##### Page extract #####

General Linear Hypotheses — glht • multcomp

General linear hypotheses and multiple comparisons for parametric models, including generalized linear models, linear mixed effects models, and survival models.

Usage

# S3 method for class 'matrix'
glht(model, linfct, 
    alternative = c("two.sided", "less", "greater"), 
    rhs = 0, ...)
# S3 method for class 'character'
glht(model, linfct, ...)
# S3 method for class 'expression'
glht(model, linfct, ...)
# S3 method for class 'mcp'
glht(model, linfct, ...)
# S3 method for class 'mlf'
glht(model, linfct, ...)
mcp(..., interaction_average = FALSE, covariate_average = FALSE)

Arguments

model: a fitted model, for example an object returned by lm, glm, or aov etc. It is assumed that coef and vcov methods are available for model. For multiple comparisons of means, methods model.matrix, model.frame and terms are expected to be available for model as well.
linfct: a specification of the linear hypotheses to be tested. Linear functions can be specified by either the matrix of coefficients or by symbolic descriptions of one or more linear hypotheses. Multiple comparisons in AN(C)OVA models are specified by objects returned from function mcp.

alternative: a character string specifying the alternative hypothesis, must be one of '"two.sided"' (default), '"greater"' or '"less"'. You can specify just the initial letter.
rhs: an optional numeric vector specifying the right hand side of the hypothesis.
interaction_average: logical indicating if comparisons are averaging over interaction terms. Experimental!
covariate_average: logical indicating if comparisons are averaging over additional covariates. Experimental!
...: additional arguments to function modelparm in all glht methods. For function mcp, multiple comparisons are defined by matrices or symbolic descriptions specifying contrasts of factor levels where the arguments correspond to factor names.

Details

A general linear hypothesis refers to null hypotheses of the form \(H_0: K \theta = m\) for some parametric model model with parameter estimates coef(model).

#####

Short task a:
Rewrite the stretch of the records from the start through the line containing "profile-preview-box[interactable] (1473, 459, 1584, 483)", including both ends, as a JSON list of strings with one string per line and blank lines omitted.
The records are separate material with no connection to the glht documentation page.

##### Material supplied #####

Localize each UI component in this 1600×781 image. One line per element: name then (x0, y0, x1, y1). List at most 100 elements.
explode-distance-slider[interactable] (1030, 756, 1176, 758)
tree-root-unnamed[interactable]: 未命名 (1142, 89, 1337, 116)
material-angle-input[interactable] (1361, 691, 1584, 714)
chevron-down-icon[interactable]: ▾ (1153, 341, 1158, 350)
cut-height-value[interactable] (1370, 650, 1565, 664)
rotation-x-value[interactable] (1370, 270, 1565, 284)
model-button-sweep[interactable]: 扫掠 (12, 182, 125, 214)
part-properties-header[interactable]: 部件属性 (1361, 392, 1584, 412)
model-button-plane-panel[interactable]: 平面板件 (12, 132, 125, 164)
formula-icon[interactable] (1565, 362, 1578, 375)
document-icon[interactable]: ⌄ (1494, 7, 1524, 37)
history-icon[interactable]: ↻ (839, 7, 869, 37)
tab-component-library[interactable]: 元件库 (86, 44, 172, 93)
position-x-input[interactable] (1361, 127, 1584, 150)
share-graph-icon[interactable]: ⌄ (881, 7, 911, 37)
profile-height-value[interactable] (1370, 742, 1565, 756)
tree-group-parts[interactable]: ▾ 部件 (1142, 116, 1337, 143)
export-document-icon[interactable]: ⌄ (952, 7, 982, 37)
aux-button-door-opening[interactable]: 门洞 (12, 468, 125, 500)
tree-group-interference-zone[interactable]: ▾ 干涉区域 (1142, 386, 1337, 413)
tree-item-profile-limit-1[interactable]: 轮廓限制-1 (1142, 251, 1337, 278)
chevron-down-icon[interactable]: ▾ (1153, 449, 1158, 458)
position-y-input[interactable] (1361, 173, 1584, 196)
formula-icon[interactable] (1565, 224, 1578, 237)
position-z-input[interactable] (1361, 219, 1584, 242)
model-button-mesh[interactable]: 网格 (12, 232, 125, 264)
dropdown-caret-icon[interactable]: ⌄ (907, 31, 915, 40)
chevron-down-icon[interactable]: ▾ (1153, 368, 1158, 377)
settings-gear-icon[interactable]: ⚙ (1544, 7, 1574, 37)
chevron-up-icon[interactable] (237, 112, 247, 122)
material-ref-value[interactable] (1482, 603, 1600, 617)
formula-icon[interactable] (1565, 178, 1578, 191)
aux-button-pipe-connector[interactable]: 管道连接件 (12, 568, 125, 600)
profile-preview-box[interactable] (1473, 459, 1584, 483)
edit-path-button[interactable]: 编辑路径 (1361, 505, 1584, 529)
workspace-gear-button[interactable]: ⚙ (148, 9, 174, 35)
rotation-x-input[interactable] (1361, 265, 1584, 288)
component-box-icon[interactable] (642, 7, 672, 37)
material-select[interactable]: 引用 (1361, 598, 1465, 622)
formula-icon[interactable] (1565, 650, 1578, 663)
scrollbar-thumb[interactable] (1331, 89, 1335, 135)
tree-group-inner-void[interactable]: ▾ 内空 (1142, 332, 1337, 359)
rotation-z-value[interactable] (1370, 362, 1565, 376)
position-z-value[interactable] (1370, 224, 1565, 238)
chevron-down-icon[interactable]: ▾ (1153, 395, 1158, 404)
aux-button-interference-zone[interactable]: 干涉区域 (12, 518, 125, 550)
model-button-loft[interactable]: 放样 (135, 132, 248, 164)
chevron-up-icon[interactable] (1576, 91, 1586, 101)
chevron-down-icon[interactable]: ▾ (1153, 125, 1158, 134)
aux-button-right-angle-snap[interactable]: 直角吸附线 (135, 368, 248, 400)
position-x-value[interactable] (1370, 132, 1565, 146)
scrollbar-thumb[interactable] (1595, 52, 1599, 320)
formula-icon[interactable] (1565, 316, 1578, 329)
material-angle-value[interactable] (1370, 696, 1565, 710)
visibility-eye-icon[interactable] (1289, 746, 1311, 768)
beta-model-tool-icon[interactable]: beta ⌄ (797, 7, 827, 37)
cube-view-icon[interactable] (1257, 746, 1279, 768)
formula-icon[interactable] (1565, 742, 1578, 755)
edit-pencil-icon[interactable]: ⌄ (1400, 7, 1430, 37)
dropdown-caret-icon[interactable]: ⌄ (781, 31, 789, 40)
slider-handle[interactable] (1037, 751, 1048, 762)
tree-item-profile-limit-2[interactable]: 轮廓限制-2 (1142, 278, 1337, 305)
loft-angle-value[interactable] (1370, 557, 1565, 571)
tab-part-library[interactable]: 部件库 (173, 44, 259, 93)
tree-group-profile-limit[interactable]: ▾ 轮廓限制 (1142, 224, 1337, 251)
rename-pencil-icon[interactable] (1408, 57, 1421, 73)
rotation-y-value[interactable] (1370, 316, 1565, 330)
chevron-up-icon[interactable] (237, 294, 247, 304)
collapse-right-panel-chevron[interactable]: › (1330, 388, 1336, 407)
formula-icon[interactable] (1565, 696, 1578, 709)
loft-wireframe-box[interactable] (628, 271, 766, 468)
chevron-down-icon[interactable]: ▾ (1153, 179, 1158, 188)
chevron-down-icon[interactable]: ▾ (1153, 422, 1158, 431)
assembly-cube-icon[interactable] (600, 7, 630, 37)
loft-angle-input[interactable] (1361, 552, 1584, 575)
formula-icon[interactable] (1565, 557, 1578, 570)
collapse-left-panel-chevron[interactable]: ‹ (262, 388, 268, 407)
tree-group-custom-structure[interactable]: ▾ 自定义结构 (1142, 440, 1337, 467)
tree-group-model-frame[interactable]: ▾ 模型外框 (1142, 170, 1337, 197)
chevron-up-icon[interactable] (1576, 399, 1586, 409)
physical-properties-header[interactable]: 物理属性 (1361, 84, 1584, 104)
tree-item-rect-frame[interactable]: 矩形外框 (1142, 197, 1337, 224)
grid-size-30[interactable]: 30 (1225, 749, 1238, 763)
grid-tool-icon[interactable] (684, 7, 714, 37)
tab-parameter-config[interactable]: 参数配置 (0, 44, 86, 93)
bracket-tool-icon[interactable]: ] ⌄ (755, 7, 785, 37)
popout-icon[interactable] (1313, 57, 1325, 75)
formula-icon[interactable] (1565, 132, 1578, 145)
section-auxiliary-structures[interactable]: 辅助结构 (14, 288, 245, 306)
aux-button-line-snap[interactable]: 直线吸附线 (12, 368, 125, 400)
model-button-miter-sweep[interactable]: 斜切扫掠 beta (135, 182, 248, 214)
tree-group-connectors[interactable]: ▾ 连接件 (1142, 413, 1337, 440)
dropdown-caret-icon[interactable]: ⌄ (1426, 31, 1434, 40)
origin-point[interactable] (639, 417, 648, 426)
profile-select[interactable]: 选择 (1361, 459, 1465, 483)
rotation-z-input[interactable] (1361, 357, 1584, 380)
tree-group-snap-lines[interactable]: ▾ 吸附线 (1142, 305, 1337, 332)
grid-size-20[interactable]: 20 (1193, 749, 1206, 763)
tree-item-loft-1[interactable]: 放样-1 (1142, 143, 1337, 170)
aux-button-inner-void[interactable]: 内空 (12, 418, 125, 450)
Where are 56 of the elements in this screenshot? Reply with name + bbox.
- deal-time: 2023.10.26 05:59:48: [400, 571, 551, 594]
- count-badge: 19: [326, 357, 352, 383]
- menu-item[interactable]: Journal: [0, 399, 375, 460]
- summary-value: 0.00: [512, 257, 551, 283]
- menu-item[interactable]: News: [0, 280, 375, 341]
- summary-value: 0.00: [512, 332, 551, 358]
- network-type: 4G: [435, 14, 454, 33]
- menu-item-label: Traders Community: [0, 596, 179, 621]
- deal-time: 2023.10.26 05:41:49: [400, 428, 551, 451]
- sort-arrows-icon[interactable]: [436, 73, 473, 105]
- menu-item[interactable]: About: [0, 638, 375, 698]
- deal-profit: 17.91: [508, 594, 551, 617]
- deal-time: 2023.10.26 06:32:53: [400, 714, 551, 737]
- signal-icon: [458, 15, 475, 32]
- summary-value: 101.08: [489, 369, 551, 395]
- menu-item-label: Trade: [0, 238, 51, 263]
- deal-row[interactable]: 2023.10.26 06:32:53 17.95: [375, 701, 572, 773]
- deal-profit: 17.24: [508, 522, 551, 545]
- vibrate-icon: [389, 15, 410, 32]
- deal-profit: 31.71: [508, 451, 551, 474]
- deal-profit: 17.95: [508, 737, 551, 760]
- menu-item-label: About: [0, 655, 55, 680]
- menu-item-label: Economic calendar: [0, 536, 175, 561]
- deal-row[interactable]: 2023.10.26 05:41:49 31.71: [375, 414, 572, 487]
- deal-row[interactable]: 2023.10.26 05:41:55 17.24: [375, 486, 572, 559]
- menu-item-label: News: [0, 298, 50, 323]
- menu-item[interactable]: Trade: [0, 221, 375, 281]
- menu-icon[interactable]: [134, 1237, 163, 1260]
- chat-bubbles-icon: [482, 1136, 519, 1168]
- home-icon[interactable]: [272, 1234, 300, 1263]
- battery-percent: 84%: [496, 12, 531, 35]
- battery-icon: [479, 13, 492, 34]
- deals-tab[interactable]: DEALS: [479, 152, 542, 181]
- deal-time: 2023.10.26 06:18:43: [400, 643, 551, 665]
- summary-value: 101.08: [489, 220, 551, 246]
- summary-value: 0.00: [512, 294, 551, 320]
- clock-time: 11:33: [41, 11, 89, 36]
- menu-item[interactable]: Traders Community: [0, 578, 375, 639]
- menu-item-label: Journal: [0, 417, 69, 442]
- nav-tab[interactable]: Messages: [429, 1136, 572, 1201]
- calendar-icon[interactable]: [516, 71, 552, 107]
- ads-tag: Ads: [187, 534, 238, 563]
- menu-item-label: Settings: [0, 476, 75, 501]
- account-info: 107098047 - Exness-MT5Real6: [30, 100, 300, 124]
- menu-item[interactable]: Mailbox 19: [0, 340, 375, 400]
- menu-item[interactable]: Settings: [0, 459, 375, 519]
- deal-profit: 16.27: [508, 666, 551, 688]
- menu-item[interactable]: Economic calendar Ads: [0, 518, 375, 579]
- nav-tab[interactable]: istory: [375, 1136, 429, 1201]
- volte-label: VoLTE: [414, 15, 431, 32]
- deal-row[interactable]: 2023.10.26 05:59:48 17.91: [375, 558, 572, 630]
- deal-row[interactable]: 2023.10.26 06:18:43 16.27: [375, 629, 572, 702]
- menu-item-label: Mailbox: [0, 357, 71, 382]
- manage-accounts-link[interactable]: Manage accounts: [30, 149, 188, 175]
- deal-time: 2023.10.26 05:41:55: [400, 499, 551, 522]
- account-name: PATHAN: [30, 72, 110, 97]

#####

Short task b:
List every class for which the glht documentation page shows an S3 method.

Full answer a:
[
  "Localize each UI component in this 1600×781 image. One line per element: name then (x0, y0, x1, y1). List at most 100 elements.",
  "explode-distance-slider[interactable] (1030, 756, 1176, 758)",
  "tree-root-unnamed[interactable]: 未命名 (1142, 89, 1337, 116)",
  "material-angle-input[interactable] (1361, 691, 1584, 714)",
  "chevron-down-icon[interactable]: ▾ (1153, 341, 1158, 350)",
  "cut-height-value[interactable] (1370, 650, 1565, 664)",
  "rotation-x-value[interactable] (1370, 270, 1565, 284)",
  "model-button-sweep[interactable]: 扫掠 (12, 182, 125, 214)",
  "part-properties-header[interactable]: 部件属性 (1361, 392, 1584, 412)",
  "model-button-plane-panel[interactable]: 平面板件 (12, 132, 125, 164)",
  "formula-icon[interactable] (1565, 362, 1578, 375)",
  "document-icon[interactable]: ⌄ (1494, 7, 1524, 37)",
  "history-icon[interactable]: ↻ (839, 7, 869, 37)",
  "tab-component-library[interactable]: 元件库 (86, 44, 172, 93)",
  "position-x-input[interactable] (1361, 127, 1584, 150)",
  "share-graph-icon[interactable]: ⌄ (881, 7, 911, 37)",
  "profile-height-value[interactable] (1370, 742, 1565, 756)",
  "tree-group-parts[interactable]: ▾ 部件 (1142, 116, 1337, 143)",
  "export-document-icon[interactable]: ⌄ (952, 7, 982, 37)",
  "aux-button-door-opening[interactable]: 门洞 (12, 468, 125, 500)",
  "tree-group-interference-zone[interactable]: ▾ 干涉区域 (1142, 386, 1337, 413)",
  "tree-item-profile-limit-1[interactable]: 轮廓限制-1 (1142, 251, 1337, 278)",
  "chevron-down-icon[interactable]: ▾ (1153, 449, 1158, 458)",
  "position-y-input[interactable] (1361, 173, 1584, 196)",
  "formula-icon[interactable] (1565, 224, 1578, 237)",
  "position-z-input[interactable] (1361, 219, 1584, 242)",
  "model-button-mesh[interactable]: 网格 (12, 232, 125, 264)",
  "dropdown-caret-icon[interactable]: ⌄ (907, 31, 915, 40)",
  "chevron-down-icon[interactable]: ▾ (1153, 368, 1158, 377)",
  "settings-gear-icon[interactable]: ⚙ (1544, 7, 1574, 37)",
  "chevron-up-icon[interactable] (237, 112, 247, 122)",
  "material-ref-value[interactable] (1482, 603, 1600, 617)",
  "formula-icon[interactable] (1565, 178, 1578, 191)",
  "aux-button-pipe-connector[interactable]: 管道连接件 (12, 568, 125, 600)",
  "profile-preview-box[interactable] (1473, 459, 1584, 483)"
]

Full answer b:
matrix, character, expression, mcp, mlf